**What the task asks**
Note each line of the listing that contains the string "FISKERTON", and copy it.

**A block of data**
--- Start ---

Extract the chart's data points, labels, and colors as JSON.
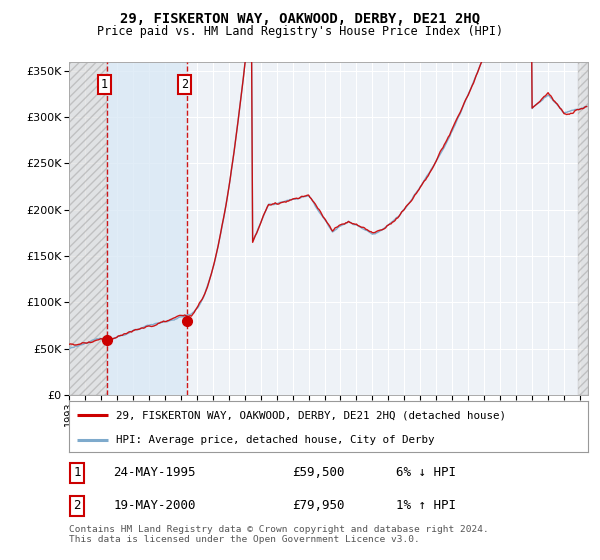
{
  "title": "29, FISKERTON WAY, OAKWOOD, DERBY, DE21 2HQ",
  "subtitle": "Price paid vs. HM Land Registry's House Price Index (HPI)",
  "legend_line1": "29, FISKERTON WAY, OAKWOOD, DERBY, DE21 2HQ (detached house)",
  "legend_line2": "HPI: Average price, detached house, City of Derby",
  "transaction1_date": "24-MAY-1995",
  "transaction1_price": 59500,
  "transaction1_note": "6% ↓ HPI",
  "transaction2_date": "19-MAY-2000",
  "transaction2_price": 79950,
  "transaction2_note": "1% ↑ HPI",
  "footnote": "Contains HM Land Registry data © Crown copyright and database right 2024.\nThis data is licensed under the Open Government Licence v3.0.",
  "ylim": [
    0,
    360000
  ],
  "yticks": [
    0,
    50000,
    100000,
    150000,
    200000,
    250000,
    300000,
    350000
  ],
  "xlim_start": 1993,
  "xlim_end": 2025.5,
  "background_color": "#ffffff",
  "plot_bg_color": "#eef2f7",
  "grid_color": "#ffffff",
  "hpi_color": "#7eaacc",
  "price_color": "#cc0000",
  "hatch_end": 1995.37,
  "shade_start": 1995.37,
  "shade_end": 2000.37,
  "tx1_x": 1995.37,
  "tx2_x": 2000.37
}
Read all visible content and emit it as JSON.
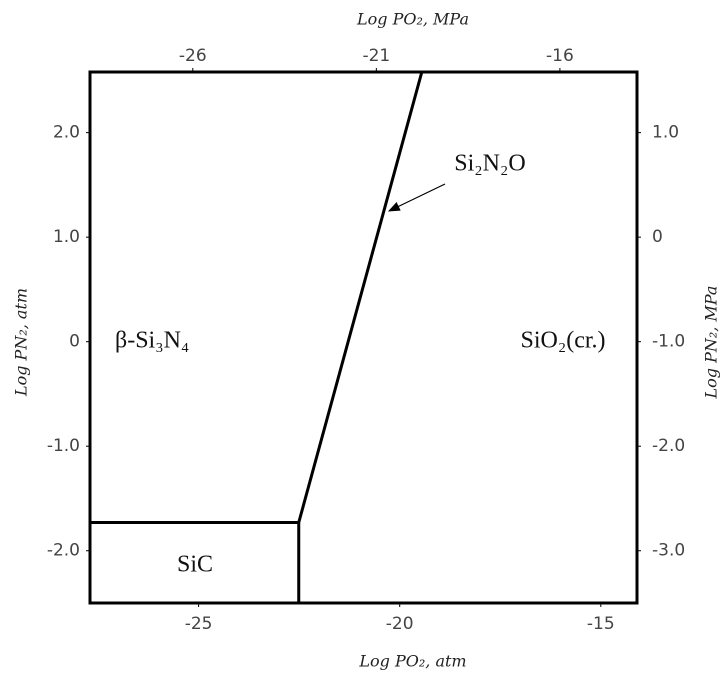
{
  "chart_data": {
    "type": "phase-diagram",
    "x_label": "Log PO₂, atm",
    "x2_label": "Log PO₂, MPa",
    "y_label": "Log PN₂, atm",
    "y2_label": "Log PN₂, MPa",
    "xlim": [
      -27.7,
      -14.1
    ],
    "xticks": [
      -25,
      -20,
      -15
    ],
    "x2lim": [
      -28.8,
      -13.9
    ],
    "x2ticks": [
      -26,
      -21,
      -16
    ],
    "ylim": [
      -2.5,
      2.58
    ],
    "yticks": [
      {
        "value": -2,
        "label": "-2.0"
      },
      {
        "value": -1,
        "label": "-1.0"
      },
      0,
      {
        "value": 1,
        "label": "1.0"
      },
      {
        "value": 2,
        "label": "2.0"
      }
    ],
    "y2lim": [
      -3.5,
      1.58
    ],
    "y2ticks": [
      {
        "value": -3,
        "label": "-3.0"
      },
      {
        "value": -2,
        "label": "-2.0"
      },
      {
        "value": -1,
        "label": "-1.0"
      },
      0,
      {
        "value": 1,
        "label": "1.0"
      }
    ],
    "color": "#000000",
    "lines": [
      {
        "x": [
          -27.7,
          -22.51
        ],
        "y": [
          -1.73,
          -1.73
        ]
      },
      {
        "x": [
          -22.51,
          -22.51
        ],
        "y": [
          -1.73,
          -2.5
        ]
      },
      {
        "x": [
          -22.51,
          -19.45
        ],
        "y": [
          -1.73,
          2.58
        ]
      }
    ],
    "annotations": [
      "β-Si₃N₄",
      "SiO₂(cr.)",
      "SiC",
      "Si₂N₂O"
    ]
  }
}
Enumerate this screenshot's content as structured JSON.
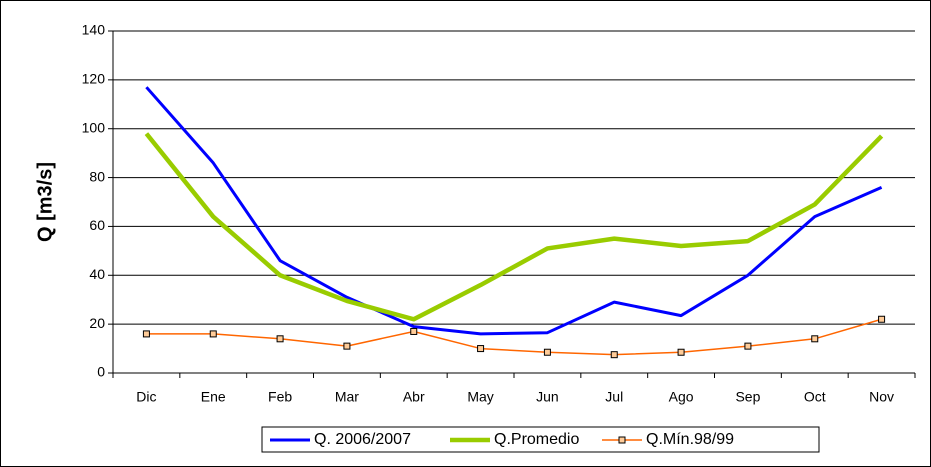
{
  "chart_data": {
    "type": "line",
    "y_label": "Q [m3/s]",
    "categories": [
      "Dic",
      "Ene",
      "Feb",
      "Mar",
      "Abr",
      "May",
      "Jun",
      "Jul",
      "Ago",
      "Sep",
      "Oct",
      "Nov"
    ],
    "series": [
      {
        "name": "Q. 2006/2007",
        "color": "#0000ff",
        "width": 3,
        "marker": false,
        "values": [
          117,
          86,
          46,
          31,
          19,
          16,
          16.5,
          29,
          23.5,
          40,
          64,
          76
        ]
      },
      {
        "name": "Q.Promedio",
        "color": "#99cc00",
        "width": 4.5,
        "marker": false,
        "values": [
          98,
          64,
          40,
          29.5,
          22,
          36,
          51,
          55,
          52,
          54,
          69,
          97
        ]
      },
      {
        "name": "Q.Mín.98/99",
        "color": "#ff6600",
        "width": 1.5,
        "marker": true,
        "values": [
          16,
          16,
          14,
          11,
          17,
          10,
          8.5,
          7.5,
          8.5,
          11,
          14,
          22
        ]
      }
    ],
    "ylim": [
      0,
      140
    ],
    "yticks": [
      0,
      20,
      40,
      60,
      80,
      100,
      120,
      140
    ],
    "grid": true
  }
}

--- End ---

**Result of the task**
  "title": "29, FISKERTON WAY, OAKWOOD, DERBY, DE21 2HQ",
  "legend_line1": "29, FISKERTON WAY, OAKWOOD, DERBY, DE21 2HQ (detached house)",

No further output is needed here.